Please print the listing from its first line through the line containing "menu-window[interactable]: 窗口(W): [286, 27, 327, 43]", both included, word for word.

[Begin DATA SHOWN]

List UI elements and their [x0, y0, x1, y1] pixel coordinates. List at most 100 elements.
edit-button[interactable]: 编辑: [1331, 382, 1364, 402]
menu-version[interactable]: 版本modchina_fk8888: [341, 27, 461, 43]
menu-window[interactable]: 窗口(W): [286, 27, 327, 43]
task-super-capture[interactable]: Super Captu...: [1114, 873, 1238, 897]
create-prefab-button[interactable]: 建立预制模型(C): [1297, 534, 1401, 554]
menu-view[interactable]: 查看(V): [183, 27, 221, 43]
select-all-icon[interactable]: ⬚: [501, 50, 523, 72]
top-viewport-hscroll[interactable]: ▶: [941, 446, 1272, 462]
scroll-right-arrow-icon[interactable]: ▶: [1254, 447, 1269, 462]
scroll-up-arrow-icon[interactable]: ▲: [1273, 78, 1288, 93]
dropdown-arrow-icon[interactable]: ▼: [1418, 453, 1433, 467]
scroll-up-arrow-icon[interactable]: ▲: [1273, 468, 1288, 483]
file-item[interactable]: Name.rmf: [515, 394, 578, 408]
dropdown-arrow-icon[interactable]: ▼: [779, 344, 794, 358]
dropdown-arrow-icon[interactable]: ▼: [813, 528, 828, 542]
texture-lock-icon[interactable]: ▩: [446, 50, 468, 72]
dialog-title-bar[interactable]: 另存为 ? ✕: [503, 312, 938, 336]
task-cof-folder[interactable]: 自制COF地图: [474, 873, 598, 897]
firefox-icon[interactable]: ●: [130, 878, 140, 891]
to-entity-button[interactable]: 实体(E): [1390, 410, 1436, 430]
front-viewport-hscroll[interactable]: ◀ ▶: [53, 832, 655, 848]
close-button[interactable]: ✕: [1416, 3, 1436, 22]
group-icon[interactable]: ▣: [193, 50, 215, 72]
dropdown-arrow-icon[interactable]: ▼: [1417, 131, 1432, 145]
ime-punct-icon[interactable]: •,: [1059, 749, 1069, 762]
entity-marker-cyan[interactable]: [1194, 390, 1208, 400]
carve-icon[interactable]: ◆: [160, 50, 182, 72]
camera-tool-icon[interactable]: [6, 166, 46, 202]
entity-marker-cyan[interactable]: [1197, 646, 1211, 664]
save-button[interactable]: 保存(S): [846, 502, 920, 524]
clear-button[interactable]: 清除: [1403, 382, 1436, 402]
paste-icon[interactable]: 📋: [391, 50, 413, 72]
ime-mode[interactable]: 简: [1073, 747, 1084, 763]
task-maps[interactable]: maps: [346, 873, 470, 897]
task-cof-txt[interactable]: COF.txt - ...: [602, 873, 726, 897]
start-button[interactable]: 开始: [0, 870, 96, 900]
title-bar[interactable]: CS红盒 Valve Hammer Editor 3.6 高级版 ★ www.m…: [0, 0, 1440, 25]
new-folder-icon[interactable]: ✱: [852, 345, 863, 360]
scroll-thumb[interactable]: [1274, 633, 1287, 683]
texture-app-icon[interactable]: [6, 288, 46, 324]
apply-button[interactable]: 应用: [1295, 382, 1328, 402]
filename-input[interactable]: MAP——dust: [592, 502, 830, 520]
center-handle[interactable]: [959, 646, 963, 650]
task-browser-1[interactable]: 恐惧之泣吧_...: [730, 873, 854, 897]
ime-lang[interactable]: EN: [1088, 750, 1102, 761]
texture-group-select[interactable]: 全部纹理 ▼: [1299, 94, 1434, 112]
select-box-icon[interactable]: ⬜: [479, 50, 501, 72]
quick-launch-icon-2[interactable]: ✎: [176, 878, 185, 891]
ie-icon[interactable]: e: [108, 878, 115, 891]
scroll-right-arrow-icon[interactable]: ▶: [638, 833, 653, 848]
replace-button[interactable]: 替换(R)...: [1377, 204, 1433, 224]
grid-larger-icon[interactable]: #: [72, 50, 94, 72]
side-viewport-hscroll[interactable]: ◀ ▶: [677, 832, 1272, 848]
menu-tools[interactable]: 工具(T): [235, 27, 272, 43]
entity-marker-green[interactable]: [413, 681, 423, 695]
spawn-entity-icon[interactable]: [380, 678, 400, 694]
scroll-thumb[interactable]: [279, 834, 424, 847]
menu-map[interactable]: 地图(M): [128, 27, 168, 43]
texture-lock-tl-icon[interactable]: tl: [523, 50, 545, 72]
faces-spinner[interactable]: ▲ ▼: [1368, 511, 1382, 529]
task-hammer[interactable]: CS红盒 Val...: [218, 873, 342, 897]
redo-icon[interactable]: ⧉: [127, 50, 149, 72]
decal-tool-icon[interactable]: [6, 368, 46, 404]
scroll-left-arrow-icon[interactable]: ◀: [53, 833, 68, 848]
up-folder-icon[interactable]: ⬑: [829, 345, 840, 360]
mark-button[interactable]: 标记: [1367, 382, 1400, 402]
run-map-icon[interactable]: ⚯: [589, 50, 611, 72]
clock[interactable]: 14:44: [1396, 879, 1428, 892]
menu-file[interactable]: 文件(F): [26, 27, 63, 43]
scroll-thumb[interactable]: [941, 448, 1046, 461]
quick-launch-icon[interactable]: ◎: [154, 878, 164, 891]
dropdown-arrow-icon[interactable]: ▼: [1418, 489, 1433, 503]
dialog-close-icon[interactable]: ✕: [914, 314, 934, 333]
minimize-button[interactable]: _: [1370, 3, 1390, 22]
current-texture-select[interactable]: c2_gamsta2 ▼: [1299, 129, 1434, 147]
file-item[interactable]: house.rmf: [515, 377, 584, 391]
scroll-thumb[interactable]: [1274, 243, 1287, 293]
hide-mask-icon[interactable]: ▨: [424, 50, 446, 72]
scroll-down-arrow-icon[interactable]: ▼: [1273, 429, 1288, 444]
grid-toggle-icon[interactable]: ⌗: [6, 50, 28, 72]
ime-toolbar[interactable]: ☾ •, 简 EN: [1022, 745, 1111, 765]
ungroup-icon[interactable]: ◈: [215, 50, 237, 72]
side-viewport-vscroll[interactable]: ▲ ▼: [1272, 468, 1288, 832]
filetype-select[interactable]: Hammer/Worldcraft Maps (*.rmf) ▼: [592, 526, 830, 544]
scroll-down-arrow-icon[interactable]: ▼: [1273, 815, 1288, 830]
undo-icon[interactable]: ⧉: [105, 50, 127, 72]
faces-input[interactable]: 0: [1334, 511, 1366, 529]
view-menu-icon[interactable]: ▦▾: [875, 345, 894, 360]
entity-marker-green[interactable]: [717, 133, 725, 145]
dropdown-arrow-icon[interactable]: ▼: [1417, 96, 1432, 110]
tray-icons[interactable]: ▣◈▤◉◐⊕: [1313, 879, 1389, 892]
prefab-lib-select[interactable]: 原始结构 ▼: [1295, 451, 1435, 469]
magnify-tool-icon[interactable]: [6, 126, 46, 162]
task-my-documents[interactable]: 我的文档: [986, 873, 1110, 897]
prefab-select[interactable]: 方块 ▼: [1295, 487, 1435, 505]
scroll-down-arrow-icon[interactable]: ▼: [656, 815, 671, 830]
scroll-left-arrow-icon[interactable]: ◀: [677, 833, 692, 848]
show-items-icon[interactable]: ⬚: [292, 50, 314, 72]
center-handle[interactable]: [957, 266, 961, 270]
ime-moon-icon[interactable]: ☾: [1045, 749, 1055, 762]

[End DATA SHOWN]

▸ **FULL OUTPUT**
List UI elements and their [x0, y0, x1, y1] pixel coordinates. List at most 100 elements.
edit-button[interactable]: 编辑: [1331, 382, 1364, 402]
menu-version[interactable]: 版本modchina_fk8888: [341, 27, 461, 43]
menu-window[interactable]: 窗口(W): [286, 27, 327, 43]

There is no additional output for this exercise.